Listing
◇ ◇ ◇ ◇ ◇ ◇ ◇

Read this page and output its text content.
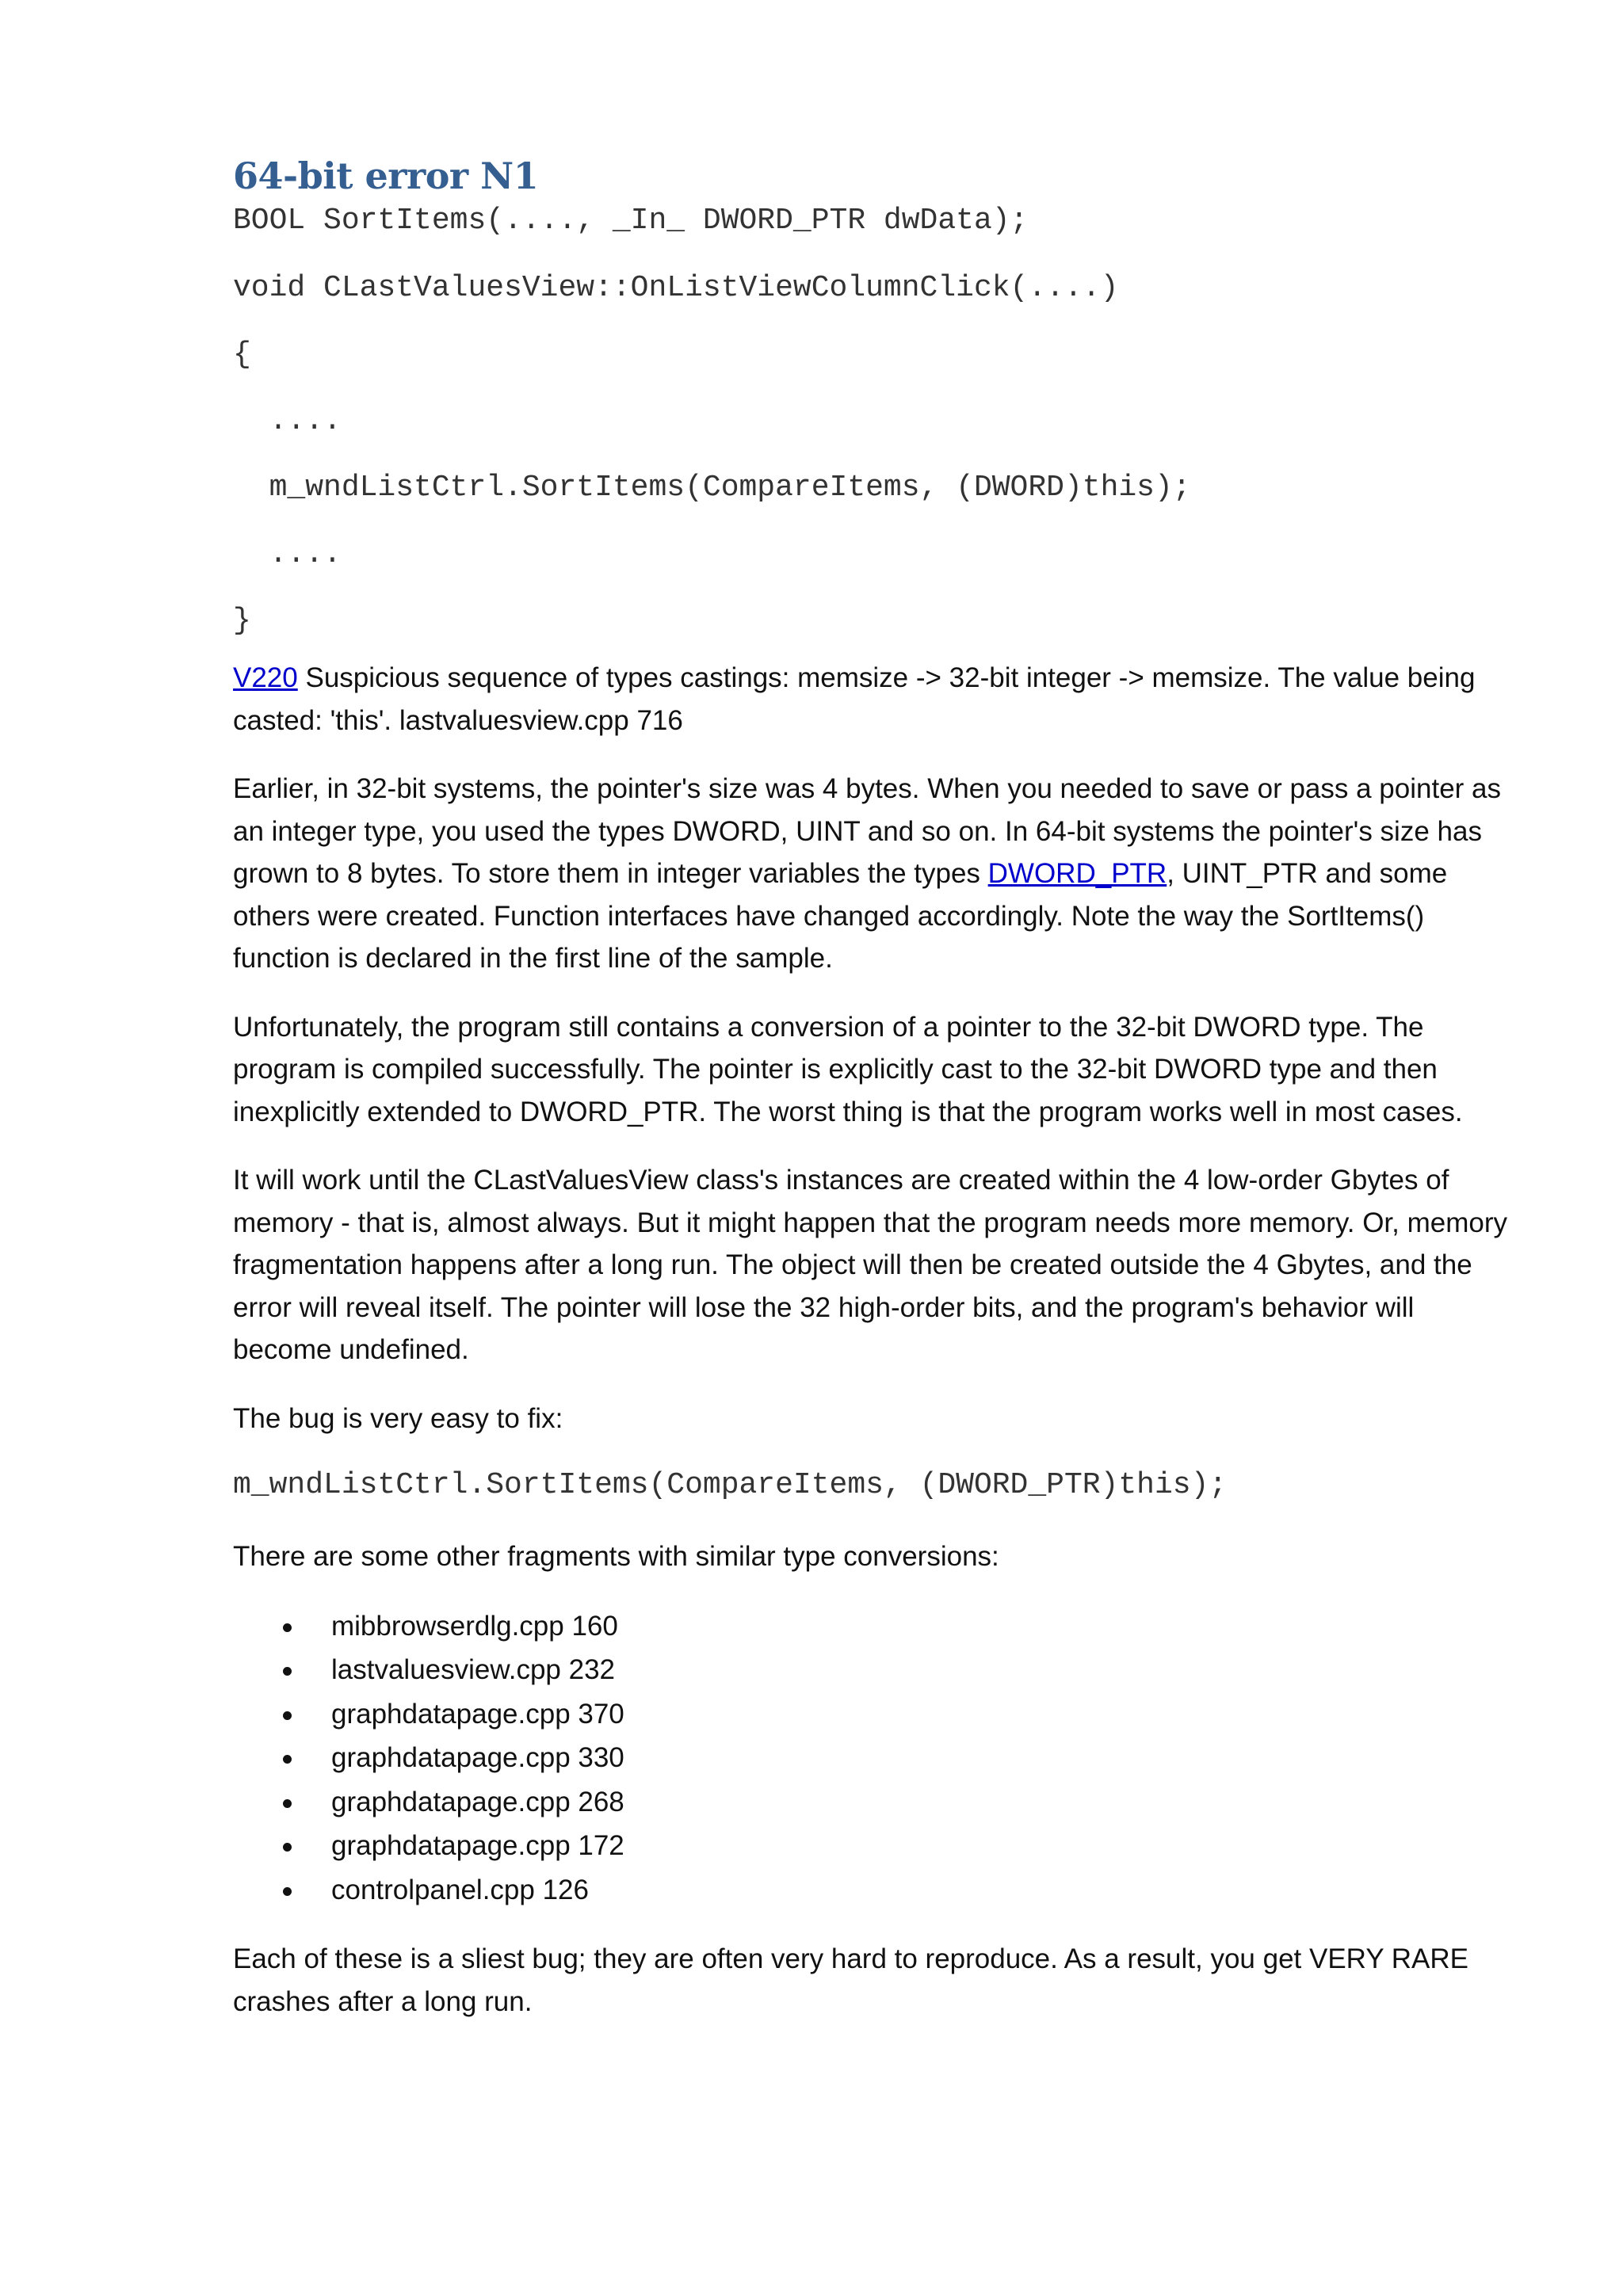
64-bit error N1
BOOL SortItems(...., _In_ DWORD_PTR dwData);
void CLastValuesView::OnListViewColumnClick(....)
{
....
m_wndListCtrl.SortItems(CompareItems, (DWORD)this);
....
}

V220 Suspicious sequence of types castings: memsize -> 32-bit integer -> memsize. The value being casted: 'this'. lastvaluesview.cpp 716

Earlier, in 32-bit systems, the pointer's size was 4 bytes. When you needed to save or pass a pointer as an integer type, you used the types DWORD, UINT and so on. In 64-bit systems the pointer's size has grown to 8 bytes. To store them in integer variables the types DWORD_PTR, UINT_PTR and some others were created. Function interfaces have changed accordingly. Note the way the SortItems() function is declared in the first line of the sample.

Unfortunately, the program still contains a conversion of a pointer to the 32-bit DWORD type. The program is compiled successfully. The pointer is explicitly cast to the 32-bit DWORD type and then inexplicitly extended to DWORD_PTR. The worst thing is that the program works well in most cases.

It will work until the CLastValuesView class's instances are created within the 4 low-order Gbytes of memory - that is, almost always. But it might happen that the program needs more memory. Or, memory fragmentation happens after a long run. The object will then be created outside the 4 Gbytes, and the error will reveal itself. The pointer will lose the 32 high-order bits, and the program's behavior will become undefined.

The bug is very easy to fix:

m_wndListCtrl.SortItems(CompareItems, (DWORD_PTR)this);

There are some other fragments with similar type conversions:

mibbrowserdlg.cpp 160
lastvaluesview.cpp 232
graphdatapage.cpp 370
graphdatapage.cpp 330
graphdatapage.cpp 268
graphdatapage.cpp 172
controlpanel.cpp 126

Each of these is a sliest bug; they are often very hard to reproduce. As a result, you get VERY RARE crashes after a long run.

◇ ◇ ◇ ◇ ◇ ◇ ◇

Objective
Without including any pictures, output all the entries above exactly.

Written answer
Read this page and output its text content.
64-bit error N1
BOOL SortItems(...., _In_ DWORD_PTR dwData);
void CLastValuesView::OnListViewColumnClick(....)
{
....
m_wndListCtrl.SortItems(CompareItems, (DWORD)this);
....
}

V220 Suspicious sequence of types castings: memsize -> 32-bit integer -> memsize. The value being casted: 'this'. lastvaluesview.cpp 716

Earlier, in 32-bit systems, the pointer's size was 4 bytes. When you needed to save or pass a pointer as an integer type, you used the types DWORD, UINT and so on. In 64-bit systems the pointer's size has grown to 8 bytes. To store them in integer variables the types DWORD_PTR, UINT_PTR and some others were created. Function interfaces have changed accordingly. Note the way the SortItems() function is declared in the first line of the sample.

Unfortunately, the program still contains a conversion of a pointer to the 32-bit DWORD type. The program is compiled successfully. The pointer is explicitly cast to the 32-bit DWORD type and then inexplicitly extended to DWORD_PTR. The worst thing is that the program works well in most cases.

It will work until the CLastValuesView class's instances are created within the 4 low-order Gbytes of memory - that is, almost always. But it might happen that the program needs more memory. Or, memory fragmentation happens after a long run. The object will then be created outside the 4 Gbytes, and the error will reveal itself. The pointer will lose the 32 high-order bits, and the program's behavior will become undefined.

The bug is very easy to fix:

m_wndListCtrl.SortItems(CompareItems, (DWORD_PTR)this);

There are some other fragments with similar type conversions:

mibbrowserdlg.cpp 160
lastvaluesview.cpp 232
graphdatapage.cpp 370
graphdatapage.cpp 330
graphdatapage.cpp 268
graphdatapage.cpp 172
controlpanel.cpp 126

Each of these is a sliest bug; they are often very hard to reproduce. As a result, you get VERY RARE crashes after a long run.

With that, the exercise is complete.